* Work instructions
Only the number is needed: how many lines of the records include "from"?

— Begin Input for this task —

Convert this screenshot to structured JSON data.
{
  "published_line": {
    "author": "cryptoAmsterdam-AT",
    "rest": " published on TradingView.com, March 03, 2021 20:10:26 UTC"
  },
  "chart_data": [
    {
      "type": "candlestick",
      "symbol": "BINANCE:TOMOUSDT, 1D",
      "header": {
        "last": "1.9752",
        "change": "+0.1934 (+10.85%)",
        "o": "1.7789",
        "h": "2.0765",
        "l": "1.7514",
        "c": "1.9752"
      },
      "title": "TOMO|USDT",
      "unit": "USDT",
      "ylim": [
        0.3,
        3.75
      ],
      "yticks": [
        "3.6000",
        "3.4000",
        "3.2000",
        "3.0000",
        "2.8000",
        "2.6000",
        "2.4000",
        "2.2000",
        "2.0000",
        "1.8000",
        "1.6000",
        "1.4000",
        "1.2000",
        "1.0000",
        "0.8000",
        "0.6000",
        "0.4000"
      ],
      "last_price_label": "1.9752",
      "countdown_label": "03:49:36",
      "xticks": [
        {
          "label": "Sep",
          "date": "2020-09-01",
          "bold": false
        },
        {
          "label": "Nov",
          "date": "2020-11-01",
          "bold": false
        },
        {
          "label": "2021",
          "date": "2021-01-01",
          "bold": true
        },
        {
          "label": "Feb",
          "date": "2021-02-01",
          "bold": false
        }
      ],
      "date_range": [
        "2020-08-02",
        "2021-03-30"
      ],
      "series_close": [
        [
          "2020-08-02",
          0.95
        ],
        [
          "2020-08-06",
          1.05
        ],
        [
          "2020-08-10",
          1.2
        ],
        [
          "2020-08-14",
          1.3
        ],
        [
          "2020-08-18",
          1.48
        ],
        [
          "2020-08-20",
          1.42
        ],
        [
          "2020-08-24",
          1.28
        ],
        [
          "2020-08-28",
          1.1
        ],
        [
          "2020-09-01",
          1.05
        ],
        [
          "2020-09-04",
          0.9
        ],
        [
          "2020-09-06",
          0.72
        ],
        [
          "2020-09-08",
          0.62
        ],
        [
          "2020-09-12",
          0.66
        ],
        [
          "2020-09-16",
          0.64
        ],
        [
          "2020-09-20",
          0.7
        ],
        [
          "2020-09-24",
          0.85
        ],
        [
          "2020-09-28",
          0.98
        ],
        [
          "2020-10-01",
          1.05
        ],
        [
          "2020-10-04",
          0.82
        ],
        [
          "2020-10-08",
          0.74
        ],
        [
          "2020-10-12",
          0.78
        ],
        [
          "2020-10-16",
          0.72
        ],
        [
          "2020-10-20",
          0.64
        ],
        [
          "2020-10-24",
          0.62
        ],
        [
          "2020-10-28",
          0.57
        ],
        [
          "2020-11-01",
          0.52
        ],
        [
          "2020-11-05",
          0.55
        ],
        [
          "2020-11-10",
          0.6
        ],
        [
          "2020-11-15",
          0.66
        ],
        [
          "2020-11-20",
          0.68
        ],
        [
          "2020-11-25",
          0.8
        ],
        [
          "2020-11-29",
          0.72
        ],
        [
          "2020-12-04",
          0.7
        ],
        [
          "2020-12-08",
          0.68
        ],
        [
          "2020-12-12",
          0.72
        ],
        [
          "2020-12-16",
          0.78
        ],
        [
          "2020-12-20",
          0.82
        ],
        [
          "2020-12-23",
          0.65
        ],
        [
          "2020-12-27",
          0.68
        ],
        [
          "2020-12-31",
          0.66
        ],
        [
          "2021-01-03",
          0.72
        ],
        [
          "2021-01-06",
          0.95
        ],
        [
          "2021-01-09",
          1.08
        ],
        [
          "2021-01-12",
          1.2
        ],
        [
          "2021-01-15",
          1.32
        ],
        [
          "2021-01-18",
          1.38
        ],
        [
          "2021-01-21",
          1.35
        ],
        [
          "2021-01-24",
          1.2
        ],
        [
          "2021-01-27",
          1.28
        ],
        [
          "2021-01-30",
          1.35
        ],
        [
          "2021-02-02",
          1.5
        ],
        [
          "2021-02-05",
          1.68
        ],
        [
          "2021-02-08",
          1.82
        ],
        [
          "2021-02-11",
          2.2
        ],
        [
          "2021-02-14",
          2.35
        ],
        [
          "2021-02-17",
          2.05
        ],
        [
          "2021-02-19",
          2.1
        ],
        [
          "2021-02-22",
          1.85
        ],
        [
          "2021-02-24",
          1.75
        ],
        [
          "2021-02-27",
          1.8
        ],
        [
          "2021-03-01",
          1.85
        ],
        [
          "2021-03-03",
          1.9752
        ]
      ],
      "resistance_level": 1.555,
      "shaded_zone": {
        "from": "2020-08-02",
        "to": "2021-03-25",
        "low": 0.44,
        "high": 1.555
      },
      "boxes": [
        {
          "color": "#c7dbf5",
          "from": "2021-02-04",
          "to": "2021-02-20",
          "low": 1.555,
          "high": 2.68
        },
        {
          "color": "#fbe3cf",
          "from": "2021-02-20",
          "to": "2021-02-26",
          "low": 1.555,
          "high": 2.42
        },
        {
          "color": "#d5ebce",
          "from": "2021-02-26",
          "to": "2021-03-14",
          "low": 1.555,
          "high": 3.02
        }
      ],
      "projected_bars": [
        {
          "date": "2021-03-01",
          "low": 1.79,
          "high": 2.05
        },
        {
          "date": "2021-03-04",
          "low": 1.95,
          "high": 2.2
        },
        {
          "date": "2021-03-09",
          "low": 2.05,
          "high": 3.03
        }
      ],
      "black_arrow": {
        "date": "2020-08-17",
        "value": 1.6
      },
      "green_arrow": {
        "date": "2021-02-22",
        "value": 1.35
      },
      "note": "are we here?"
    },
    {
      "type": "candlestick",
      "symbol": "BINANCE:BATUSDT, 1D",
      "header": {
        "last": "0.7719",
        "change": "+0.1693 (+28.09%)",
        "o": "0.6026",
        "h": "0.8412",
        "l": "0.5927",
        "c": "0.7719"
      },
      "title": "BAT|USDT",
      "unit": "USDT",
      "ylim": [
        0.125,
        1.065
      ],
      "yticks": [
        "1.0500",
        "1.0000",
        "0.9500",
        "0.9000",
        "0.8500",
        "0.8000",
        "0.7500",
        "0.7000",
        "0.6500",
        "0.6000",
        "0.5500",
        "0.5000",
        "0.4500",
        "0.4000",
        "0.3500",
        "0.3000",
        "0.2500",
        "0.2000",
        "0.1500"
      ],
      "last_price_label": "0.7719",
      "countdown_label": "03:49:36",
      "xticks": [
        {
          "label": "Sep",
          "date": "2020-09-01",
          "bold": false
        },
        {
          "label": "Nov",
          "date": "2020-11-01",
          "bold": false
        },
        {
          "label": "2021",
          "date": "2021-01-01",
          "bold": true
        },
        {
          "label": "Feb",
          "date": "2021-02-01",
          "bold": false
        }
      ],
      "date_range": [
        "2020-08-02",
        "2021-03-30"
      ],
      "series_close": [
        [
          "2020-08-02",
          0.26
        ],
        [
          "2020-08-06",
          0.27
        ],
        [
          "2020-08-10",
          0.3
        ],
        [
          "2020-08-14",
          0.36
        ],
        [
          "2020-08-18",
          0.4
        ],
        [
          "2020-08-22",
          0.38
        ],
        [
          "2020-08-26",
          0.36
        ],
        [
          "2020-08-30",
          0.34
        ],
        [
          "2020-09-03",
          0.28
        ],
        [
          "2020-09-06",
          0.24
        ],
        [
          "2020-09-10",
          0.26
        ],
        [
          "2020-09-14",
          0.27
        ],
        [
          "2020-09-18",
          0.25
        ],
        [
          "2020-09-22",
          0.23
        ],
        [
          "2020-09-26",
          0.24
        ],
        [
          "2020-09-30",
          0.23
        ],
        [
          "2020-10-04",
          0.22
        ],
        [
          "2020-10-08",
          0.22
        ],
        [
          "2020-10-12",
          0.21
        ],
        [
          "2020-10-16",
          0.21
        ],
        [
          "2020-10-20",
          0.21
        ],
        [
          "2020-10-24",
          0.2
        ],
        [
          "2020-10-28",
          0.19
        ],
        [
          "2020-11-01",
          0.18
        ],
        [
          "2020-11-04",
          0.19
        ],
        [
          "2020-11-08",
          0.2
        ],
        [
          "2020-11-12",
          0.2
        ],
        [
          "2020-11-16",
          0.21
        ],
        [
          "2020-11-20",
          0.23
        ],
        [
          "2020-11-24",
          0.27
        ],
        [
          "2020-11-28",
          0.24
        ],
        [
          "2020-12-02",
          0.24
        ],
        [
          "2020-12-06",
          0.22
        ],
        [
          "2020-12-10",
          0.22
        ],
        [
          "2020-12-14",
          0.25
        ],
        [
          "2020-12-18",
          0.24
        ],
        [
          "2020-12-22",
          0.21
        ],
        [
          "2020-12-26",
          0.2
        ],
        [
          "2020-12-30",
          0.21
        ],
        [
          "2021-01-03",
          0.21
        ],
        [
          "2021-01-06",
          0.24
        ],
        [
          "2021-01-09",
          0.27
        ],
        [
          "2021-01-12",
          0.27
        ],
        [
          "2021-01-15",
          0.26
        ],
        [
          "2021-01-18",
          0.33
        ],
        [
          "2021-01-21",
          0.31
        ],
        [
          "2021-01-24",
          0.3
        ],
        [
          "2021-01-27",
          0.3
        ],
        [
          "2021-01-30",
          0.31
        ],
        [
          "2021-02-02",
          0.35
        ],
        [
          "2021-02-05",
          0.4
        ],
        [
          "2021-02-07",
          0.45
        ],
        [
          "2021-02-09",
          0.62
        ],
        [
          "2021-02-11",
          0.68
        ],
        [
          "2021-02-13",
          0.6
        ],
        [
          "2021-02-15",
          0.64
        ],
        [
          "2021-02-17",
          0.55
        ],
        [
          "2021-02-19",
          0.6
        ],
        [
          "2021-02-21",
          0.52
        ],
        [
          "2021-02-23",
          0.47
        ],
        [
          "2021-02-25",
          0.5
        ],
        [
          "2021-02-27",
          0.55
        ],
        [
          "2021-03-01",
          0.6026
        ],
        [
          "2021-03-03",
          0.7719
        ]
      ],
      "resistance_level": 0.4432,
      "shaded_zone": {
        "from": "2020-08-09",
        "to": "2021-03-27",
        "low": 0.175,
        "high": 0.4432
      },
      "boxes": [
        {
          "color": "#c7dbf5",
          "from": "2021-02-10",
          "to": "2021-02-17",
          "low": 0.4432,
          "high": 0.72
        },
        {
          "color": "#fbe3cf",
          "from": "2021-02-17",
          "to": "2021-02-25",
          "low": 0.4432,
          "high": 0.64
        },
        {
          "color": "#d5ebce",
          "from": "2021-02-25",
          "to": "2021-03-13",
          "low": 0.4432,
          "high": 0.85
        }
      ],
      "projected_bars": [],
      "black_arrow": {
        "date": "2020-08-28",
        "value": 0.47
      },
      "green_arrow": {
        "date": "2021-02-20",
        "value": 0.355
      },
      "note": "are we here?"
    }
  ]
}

— End Input for this task —

* Written solution
8